> **Given problem**
Set down each line of the material that follows, exactly, with no pictures.

Source records
┌──

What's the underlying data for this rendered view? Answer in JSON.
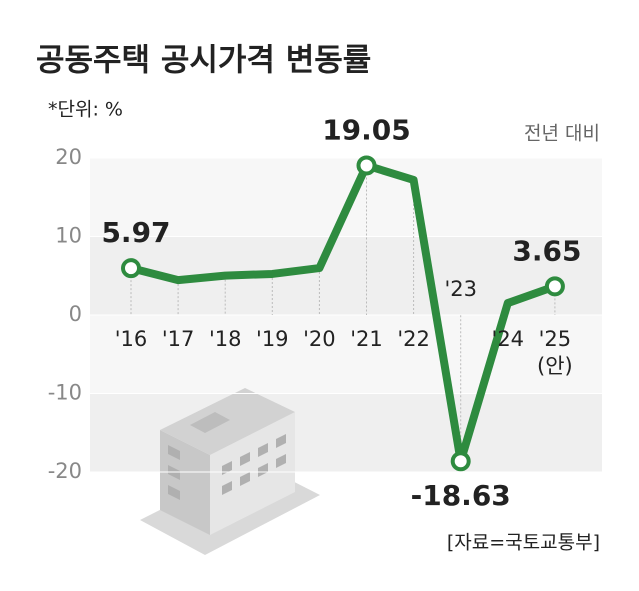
{
  "chart_data": {
    "type": "line",
    "title": "공동주택 공시가격 변동률",
    "unit": "*단위: %",
    "subtitle": "전년 대비",
    "source": "[자료=국토교통부]",
    "categories": [
      "'16",
      "'17",
      "'18",
      "'19",
      "'20",
      "'21",
      "'22",
      "'23",
      "'24",
      "'25"
    ],
    "category_note": "(안)",
    "values": [
      5.97,
      4.44,
      5.02,
      5.23,
      5.98,
      19.05,
      17.2,
      -18.63,
      1.52,
      3.65
    ],
    "value_labels": [
      "5.97",
      null,
      null,
      null,
      null,
      "19.05",
      null,
      "-18.63",
      null,
      "3.65"
    ],
    "color": "#2e8b3f",
    "ylim": [
      -20,
      20
    ],
    "yticks": [
      -20,
      -10,
      0,
      10,
      20
    ],
    "grid": true
  }
}
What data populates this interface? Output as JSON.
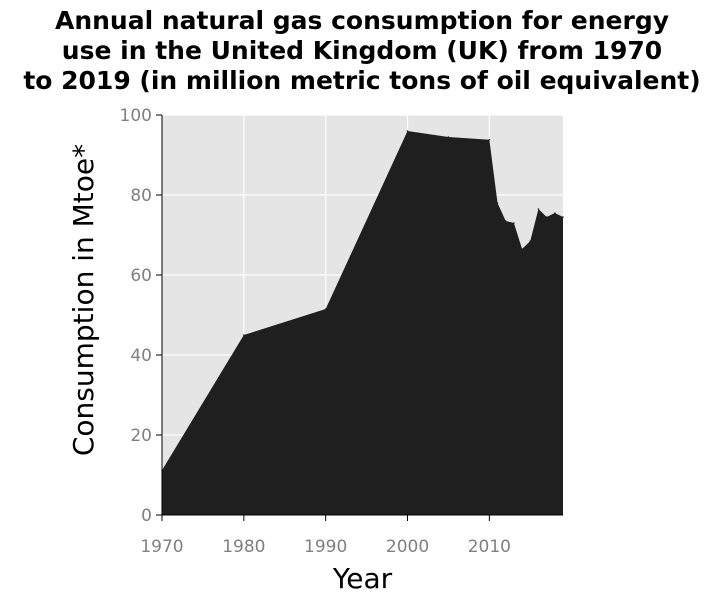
{
  "chart_data": {
    "type": "area",
    "title_lines": [
      "Annual natural gas consumption for energy",
      "use in the United Kingdom (UK) from 1970",
      "to 2019 (in million metric tons of oil equivalent)"
    ],
    "xlabel": "Year",
    "ylabel": "Consumption in Mtoe*",
    "xlim": [
      1970,
      2019
    ],
    "ylim": [
      0,
      100
    ],
    "x_ticks": [
      1970,
      1980,
      1990,
      2000,
      2010
    ],
    "y_ticks": [
      0,
      20,
      40,
      60,
      80,
      100
    ],
    "grid": true,
    "legend": "none",
    "colors": {
      "fill": "#1f1f1f",
      "plot_background": "#e5e5e5",
      "grid": "#ffffff",
      "tick_label": "#808080",
      "axis_line": "#000000"
    },
    "x": [
      1970,
      1980,
      1990,
      2000,
      2005,
      2010,
      2011,
      2012,
      2013,
      2014,
      2015,
      2016,
      2017,
      2018,
      2019
    ],
    "values": [
      11.2,
      45.0,
      51.5,
      96.0,
      94.5,
      93.8,
      78.0,
      73.5,
      73.0,
      66.5,
      68.5,
      76.5,
      74.5,
      75.5,
      74.5
    ]
  }
}
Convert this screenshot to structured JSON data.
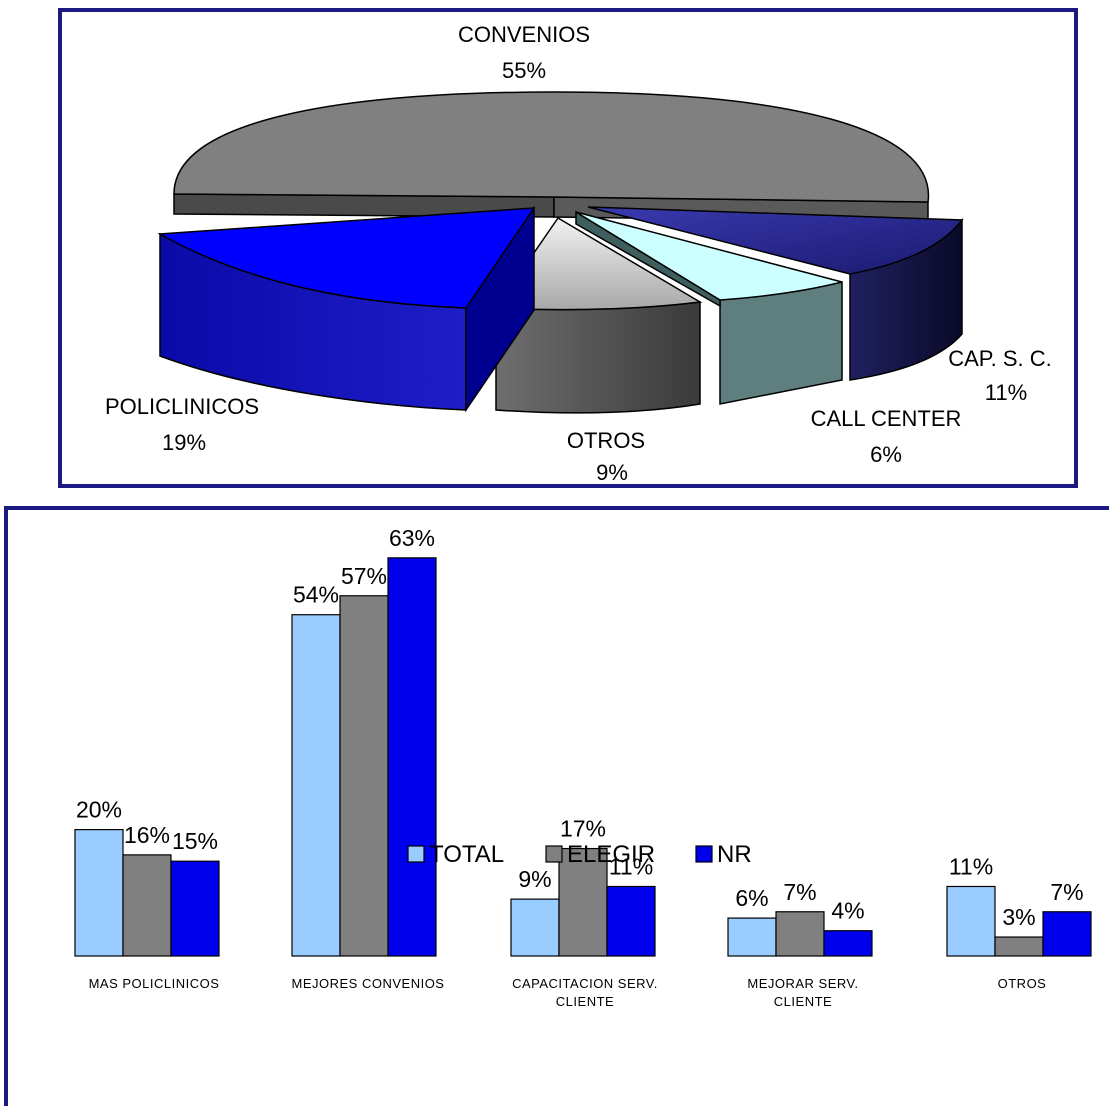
{
  "chart_data": [
    {
      "type": "pie",
      "three_d": true,
      "exploded": true,
      "slices": [
        {
          "label": "CONVENIOS",
          "value": 55,
          "value_label": "55%",
          "color": "#808080"
        },
        {
          "label": "CAP. S. C.",
          "value": 11,
          "value_label": "11%",
          "color": "#2a2a8a"
        },
        {
          "label": "CALL CENTER",
          "value": 6,
          "value_label": "6%",
          "color": "#ccffff"
        },
        {
          "label": "OTROS",
          "value": 9,
          "value_label": "9%",
          "color": "#c0c0c0"
        },
        {
          "label": "POLICLINICOS",
          "value": 19,
          "value_label": "19%",
          "color": "#0000ff"
        }
      ]
    },
    {
      "type": "bar",
      "categories": [
        "MAS POLICLINICOS",
        "MEJORES CONVENIOS",
        "CAPACITACION  SERV. CLIENTE",
        "MEJORAR SERV. CLIENTE",
        "OTROS"
      ],
      "series": [
        {
          "name": "TOTAL",
          "values": [
            20,
            54,
            9,
            6,
            11
          ],
          "labels": [
            "20%",
            "54%",
            "9%",
            "6%",
            "11%"
          ],
          "color": "#99ccff"
        },
        {
          "name": "ELEGIR",
          "values": [
            16,
            57,
            17,
            7,
            3
          ],
          "labels": [
            "16%",
            "57%",
            "17%",
            "7%",
            "3%"
          ],
          "color": "#808080"
        },
        {
          "name": "NR",
          "values": [
            15,
            63,
            11,
            4,
            7
          ],
          "labels": [
            "15%",
            "63%",
            "11%",
            "4%",
            "7%"
          ],
          "color": "#0000ee"
        }
      ],
      "ylim": [
        0,
        70
      ],
      "grid": false,
      "legend_position": "bottom"
    }
  ]
}
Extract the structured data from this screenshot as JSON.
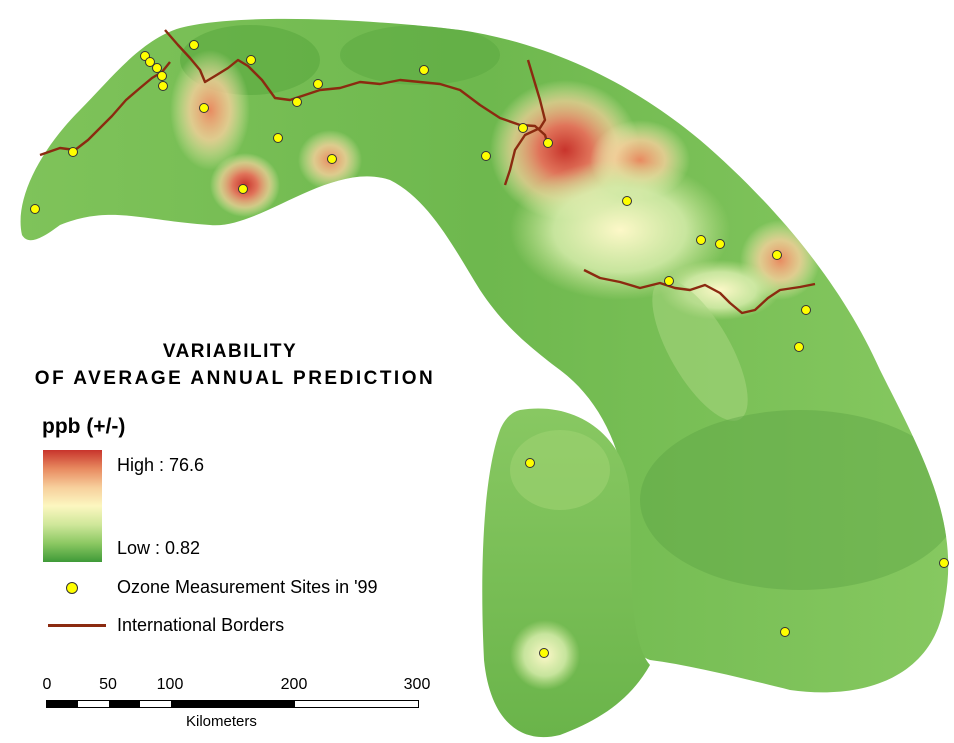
{
  "title": {
    "line1": "VARIABILITY",
    "line2": "OF AVERAGE ANNUAL PREDICTION"
  },
  "legend": {
    "heading": "ppb (+/-)",
    "high_label": "High : 76.6",
    "low_label": "Low : 0.82",
    "high_value": 76.6,
    "low_value": 0.82,
    "ramp_colors": [
      "#c8342c",
      "#e88a60",
      "#f7cf9c",
      "#fcf7c0",
      "#cfe79a",
      "#8cc862",
      "#3f9a38"
    ],
    "sites_label": "Ozone Measurement Sites in '99",
    "sites_color": "#ffff00",
    "borders_label": "International Borders",
    "borders_color": "#8b2a10"
  },
  "scale_bar": {
    "ticks": [
      "0",
      "50",
      "100",
      "200",
      "300"
    ],
    "unit": "Kilometers"
  }
}
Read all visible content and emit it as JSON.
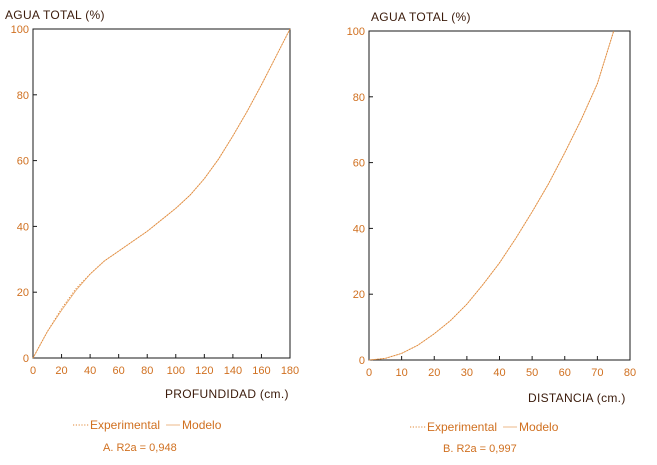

└──

> **Solution to this task**
What's the underlying data for this rendered view? Answer in JSON.
{
  "chart_data": {
    "type": "line",
    "title": "공동주택 공시가격 변동률",
    "unit": "*단위: %",
    "subtitle": "전년 대비",
    "source": "[자료=국토교통부]",
    "categories": [
      "'16",
      "'17",
      "'18",
      "'19",
      "'20",
      "'21",
      "'22",
      "'23",
      "'24",
      "'25"
    ],
    "category_note": "(안)",
    "values": [
      5.97,
      4.44,
      5.02,
      5.23,
      5.98,
      19.05,
      17.2,
      -18.63,
      1.52,
      3.65
    ],
    "value_labels": [
      "5.97",
      null,
      null,
      null,
      null,
      "19.05",
      null,
      "-18.63",
      null,
      "3.65"
    ],
    "color": "#2e8b3f",
    "ylim": [
      -20,
      20
    ],
    "yticks": [
      -20,
      -10,
      0,
      10,
      20
    ],
    "grid": true
  }
}
What data populates this interface? Output as JSON.
{
  "chart_data": {
    "type": "area",
    "title_lines": [
      "Annual natural gas consumption for energy",
      "use in the United Kingdom (UK) from 1970",
      "to 2019 (in million metric tons of oil equivalent)"
    ],
    "xlabel": "Year",
    "ylabel": "Consumption in Mtoe*",
    "xlim": [
      1970,
      2019
    ],
    "ylim": [
      0,
      100
    ],
    "x_ticks": [
      1970,
      1980,
      1990,
      2000,
      2010
    ],
    "y_ticks": [
      0,
      20,
      40,
      60,
      80,
      100
    ],
    "grid": true,
    "legend": "none",
    "colors": {
      "fill": "#1f1f1f",
      "plot_background": "#e5e5e5",
      "grid": "#ffffff",
      "tick_label": "#808080",
      "axis_line": "#000000"
    },
    "x": [
      1970,
      1980,
      1990,
      2000,
      2005,
      2010,
      2011,
      2012,
      2013,
      2014,
      2015,
      2016,
      2017,
      2018,
      2019
    ],
    "values": [
      11.2,
      45.0,
      51.5,
      96.0,
      94.5,
      93.8,
      78.0,
      73.5,
      73.0,
      66.5,
      68.5,
      76.5,
      74.5,
      75.5,
      74.5
    ]
  }
}
Convert this screenshot to structured JSON data.
{
  "chart_data": [
    {
      "type": "pie",
      "three_d": true,
      "exploded": true,
      "slices": [
        {
          "label": "CONVENIOS",
          "value": 55,
          "value_label": "55%",
          "color": "#808080"
        },
        {
          "label": "CAP. S. C.",
          "value": 11,
          "value_label": "11%",
          "color": "#2a2a8a"
        },
        {
          "label": "CALL CENTER",
          "value": 6,
          "value_label": "6%",
          "color": "#ccffff"
        },
        {
          "label": "OTROS",
          "value": 9,
          "value_label": "9%",
          "color": "#c0c0c0"
        },
        {
          "label": "POLICLINICOS",
          "value": 19,
          "value_label": "19%",
          "color": "#0000ff"
        }
      ]
    },
    {
      "type": "bar",
      "categories": [
        "MAS POLICLINICOS",
        "MEJORES CONVENIOS",
        "CAPACITACION  SERV. CLIENTE",
        "MEJORAR SERV. CLIENTE",
        "OTROS"
      ],
      "series": [
        {
          "name": "TOTAL",
          "values": [
            20,
            54,
            9,
            6,
            11
          ],
          "labels": [
            "20%",
            "54%",
            "9%",
            "6%",
            "11%"
          ],
          "color": "#99ccff"
        },
        {
          "name": "ELEGIR",
          "values": [
            16,
            57,
            17,
            7,
            3
          ],
          "labels": [
            "16%",
            "57%",
            "17%",
            "7%",
            "3%"
          ],
          "color": "#808080"
        },
        {
          "name": "NR",
          "values": [
            15,
            63,
            11,
            4,
            7
          ],
          "labels": [
            "15%",
            "63%",
            "11%",
            "4%",
            "7%"
          ],
          "color": "#0000ee"
        }
      ],
      "ylim": [
        0,
        70
      ],
      "grid": false,
      "legend_position": "bottom"
    }
  ]
}
Extract the structured data from this screenshot as JSON.
{
  "title": {
    "line1": "VARIABILITY",
    "line2": "OF AVERAGE ANNUAL PREDICTION"
  },
  "legend": {
    "heading": "ppb (+/-)",
    "high_label": "High : 76.6",
    "low_label": "Low : 0.82",
    "high_value": 76.6,
    "low_value": 0.82,
    "ramp_colors": [
      "#c8342c",
      "#e88a60",
      "#f7cf9c",
      "#fcf7c0",
      "#cfe79a",
      "#8cc862",
      "#3f9a38"
    ],
    "sites_label": "Ozone Measurement Sites in '99",
    "sites_color": "#ffff00",
    "borders_label": "International Borders",
    "borders_color": "#8b2a10"
  },
  "scale_bar": {
    "ticks": [
      "0",
      "50",
      "100",
      "200",
      "300"
    ],
    "unit": "Kilometers"
  }
}
Read all visible content and emit it as JSON.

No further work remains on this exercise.